■ YOUR OBJECTIVE: Write out each line of the material again, word for word.

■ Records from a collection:
* * *

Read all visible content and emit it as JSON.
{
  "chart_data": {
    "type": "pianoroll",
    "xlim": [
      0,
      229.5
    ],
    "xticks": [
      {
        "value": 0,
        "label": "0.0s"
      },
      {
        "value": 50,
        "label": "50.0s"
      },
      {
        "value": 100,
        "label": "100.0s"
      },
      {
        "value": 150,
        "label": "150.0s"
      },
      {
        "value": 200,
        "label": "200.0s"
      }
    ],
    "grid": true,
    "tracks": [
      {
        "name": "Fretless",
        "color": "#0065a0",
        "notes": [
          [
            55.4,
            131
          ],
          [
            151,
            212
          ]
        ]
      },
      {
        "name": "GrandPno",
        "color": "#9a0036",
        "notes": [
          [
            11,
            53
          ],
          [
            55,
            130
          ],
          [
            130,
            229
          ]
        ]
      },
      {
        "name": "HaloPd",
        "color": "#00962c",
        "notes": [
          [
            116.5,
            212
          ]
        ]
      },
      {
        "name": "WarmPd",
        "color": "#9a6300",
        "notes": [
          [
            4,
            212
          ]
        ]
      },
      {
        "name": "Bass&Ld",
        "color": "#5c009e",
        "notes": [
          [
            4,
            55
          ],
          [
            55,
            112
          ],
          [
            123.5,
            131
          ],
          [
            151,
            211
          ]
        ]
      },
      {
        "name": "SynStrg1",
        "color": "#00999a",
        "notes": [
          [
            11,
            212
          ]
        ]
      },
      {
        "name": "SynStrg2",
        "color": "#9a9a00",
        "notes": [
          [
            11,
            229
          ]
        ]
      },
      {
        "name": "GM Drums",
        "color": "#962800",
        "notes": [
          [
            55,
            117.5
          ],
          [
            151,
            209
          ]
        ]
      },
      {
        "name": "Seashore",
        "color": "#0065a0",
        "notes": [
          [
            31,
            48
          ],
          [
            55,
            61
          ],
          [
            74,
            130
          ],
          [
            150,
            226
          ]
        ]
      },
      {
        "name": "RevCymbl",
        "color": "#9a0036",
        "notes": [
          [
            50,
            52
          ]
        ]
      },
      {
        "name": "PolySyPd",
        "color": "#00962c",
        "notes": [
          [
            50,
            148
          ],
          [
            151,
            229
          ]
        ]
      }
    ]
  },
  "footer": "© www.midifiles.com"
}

* * *

■ RESULT FOR THIS EXERCISE:
Read all visible content and emit it as JSON.
{
  "chart_data": {
    "type": "pianoroll",
    "xlim": [
      0,
      229.5
    ],
    "xticks": [
      {
        "value": 0,
        "label": "0.0s"
      },
      {
        "value": 50,
        "label": "50.0s"
      },
      {
        "value": 100,
        "label": "100.0s"
      },
      {
        "value": 150,
        "label": "150.0s"
      },
      {
        "value": 200,
        "label": "200.0s"
      }
    ],
    "grid": true,
    "tracks": [
      {
        "name": "Fretless",
        "color": "#0065a0",
        "notes": [
          [
            55.4,
            131
          ],
          [
            151,
            212
          ]
        ]
      },
      {
        "name": "GrandPno",
        "color": "#9a0036",
        "notes": [
          [
            11,
            53
          ],
          [
            55,
            130
          ],
          [
            130,
            229
          ]
        ]
      },
      {
        "name": "HaloPd",
        "color": "#00962c",
        "notes": [
          [
            116.5,
            212
          ]
        ]
      },
      {
        "name": "WarmPd",
        "color": "#9a6300",
        "notes": [
          [
            4,
            212
          ]
        ]
      },
      {
        "name": "Bass&Ld",
        "color": "#5c009e",
        "notes": [
          [
            4,
            55
          ],
          [
            55,
            112
          ],
          [
            123.5,
            131
          ],
          [
            151,
            211
          ]
        ]
      },
      {
        "name": "SynStrg1",
        "color": "#00999a",
        "notes": [
          [
            11,
            212
          ]
        ]
      },
      {
        "name": "SynStrg2",
        "color": "#9a9a00",
        "notes": [
          [
            11,
            229
          ]
        ]
      },
      {
        "name": "GM Drums",
        "color": "#962800",
        "notes": [
          [
            55,
            117.5
          ],
          [
            151,
            209
          ]
        ]
      },
      {
        "name": "Seashore",
        "color": "#0065a0",
        "notes": [
          [
            31,
            48
          ],
          [
            55,
            61
          ],
          [
            74,
            130
          ],
          [
            150,
            226
          ]
        ]
      },
      {
        "name": "RevCymbl",
        "color": "#9a0036",
        "notes": [
          [
            50,
            52
          ]
        ]
      },
      {
        "name": "PolySyPd",
        "color": "#00962c",
        "notes": [
          [
            50,
            148
          ],
          [
            151,
            229
          ]
        ]
      }
    ]
  },
  "footer": "© www.midifiles.com"
}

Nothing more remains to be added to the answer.